• [WRITTEN PROBLEM] Repeat the listing word for word. No pictures belong in the copy.
◆ ◆ ◆ ◆ ◆ ◆ ◆
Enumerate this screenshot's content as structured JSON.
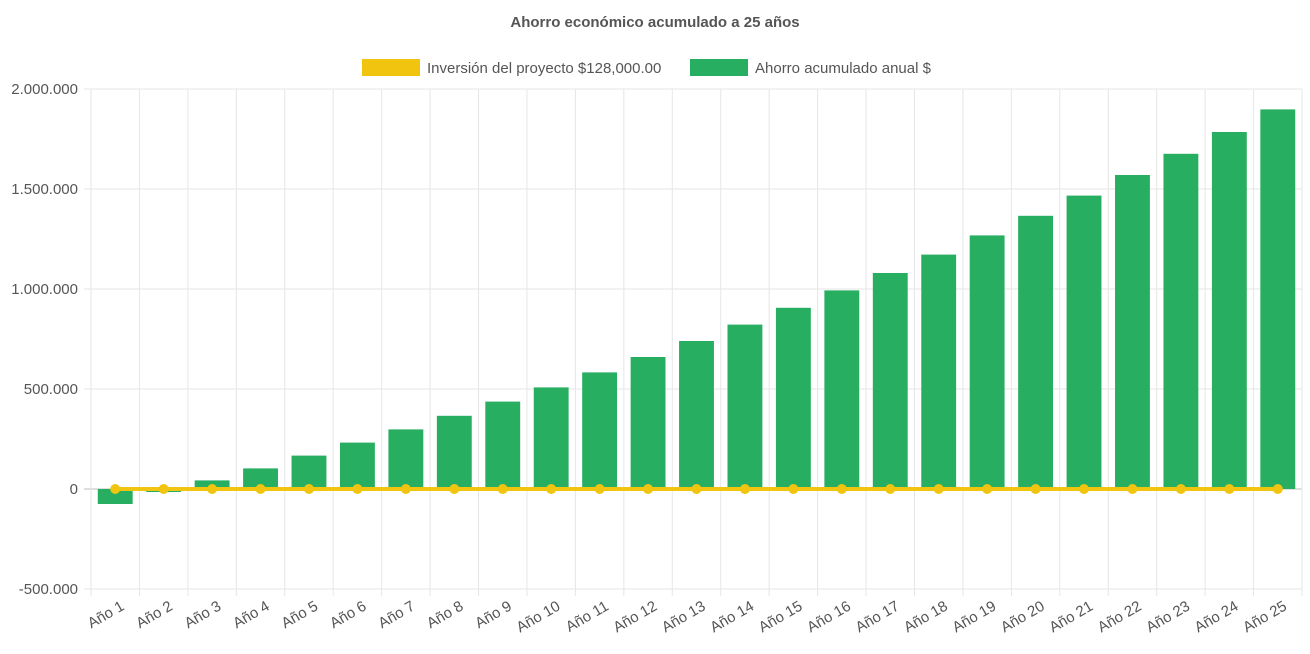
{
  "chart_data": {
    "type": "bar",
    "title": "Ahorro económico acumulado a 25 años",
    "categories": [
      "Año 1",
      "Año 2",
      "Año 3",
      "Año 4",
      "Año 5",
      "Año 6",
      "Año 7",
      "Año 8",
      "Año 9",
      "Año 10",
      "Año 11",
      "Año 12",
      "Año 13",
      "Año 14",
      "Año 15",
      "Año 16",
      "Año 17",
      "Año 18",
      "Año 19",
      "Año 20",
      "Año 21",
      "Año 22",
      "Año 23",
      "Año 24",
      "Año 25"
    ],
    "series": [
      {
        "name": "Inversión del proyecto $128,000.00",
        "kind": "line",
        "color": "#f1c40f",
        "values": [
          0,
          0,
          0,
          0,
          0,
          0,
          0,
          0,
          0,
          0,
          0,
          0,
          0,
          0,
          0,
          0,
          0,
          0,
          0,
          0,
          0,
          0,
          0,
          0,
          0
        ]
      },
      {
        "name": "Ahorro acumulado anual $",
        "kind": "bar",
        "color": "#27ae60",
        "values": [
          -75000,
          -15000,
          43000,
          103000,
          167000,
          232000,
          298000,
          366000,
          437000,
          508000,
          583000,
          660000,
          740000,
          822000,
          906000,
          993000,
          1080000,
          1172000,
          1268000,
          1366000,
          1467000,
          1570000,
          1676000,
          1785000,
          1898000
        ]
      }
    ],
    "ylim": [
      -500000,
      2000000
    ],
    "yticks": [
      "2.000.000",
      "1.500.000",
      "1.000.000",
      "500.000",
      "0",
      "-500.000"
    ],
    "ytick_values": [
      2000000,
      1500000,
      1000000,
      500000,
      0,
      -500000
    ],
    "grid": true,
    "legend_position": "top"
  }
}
◆ ◆ ◆ ◆ ◆ ◆ ◆
• [IN RESPONSE]
Enumerate this screenshot's content as structured JSON.
{
  "chart_data": {
    "type": "bar",
    "title": "Ahorro económico acumulado a 25 años",
    "categories": [
      "Año 1",
      "Año 2",
      "Año 3",
      "Año 4",
      "Año 5",
      "Año 6",
      "Año 7",
      "Año 8",
      "Año 9",
      "Año 10",
      "Año 11",
      "Año 12",
      "Año 13",
      "Año 14",
      "Año 15",
      "Año 16",
      "Año 17",
      "Año 18",
      "Año 19",
      "Año 20",
      "Año 21",
      "Año 22",
      "Año 23",
      "Año 24",
      "Año 25"
    ],
    "series": [
      {
        "name": "Inversión del proyecto $128,000.00",
        "kind": "line",
        "color": "#f1c40f",
        "values": [
          0,
          0,
          0,
          0,
          0,
          0,
          0,
          0,
          0,
          0,
          0,
          0,
          0,
          0,
          0,
          0,
          0,
          0,
          0,
          0,
          0,
          0,
          0,
          0,
          0
        ]
      },
      {
        "name": "Ahorro acumulado anual $",
        "kind": "bar",
        "color": "#27ae60",
        "values": [
          -75000,
          -15000,
          43000,
          103000,
          167000,
          232000,
          298000,
          366000,
          437000,
          508000,
          583000,
          660000,
          740000,
          822000,
          906000,
          993000,
          1080000,
          1172000,
          1268000,
          1366000,
          1467000,
          1570000,
          1676000,
          1785000,
          1898000
        ]
      }
    ],
    "ylim": [
      -500000,
      2000000
    ],
    "yticks": [
      "2.000.000",
      "1.500.000",
      "1.000.000",
      "500.000",
      "0",
      "-500.000"
    ],
    "ytick_values": [
      2000000,
      1500000,
      1000000,
      500000,
      0,
      -500000
    ],
    "grid": true,
    "legend_position": "top"
  }
}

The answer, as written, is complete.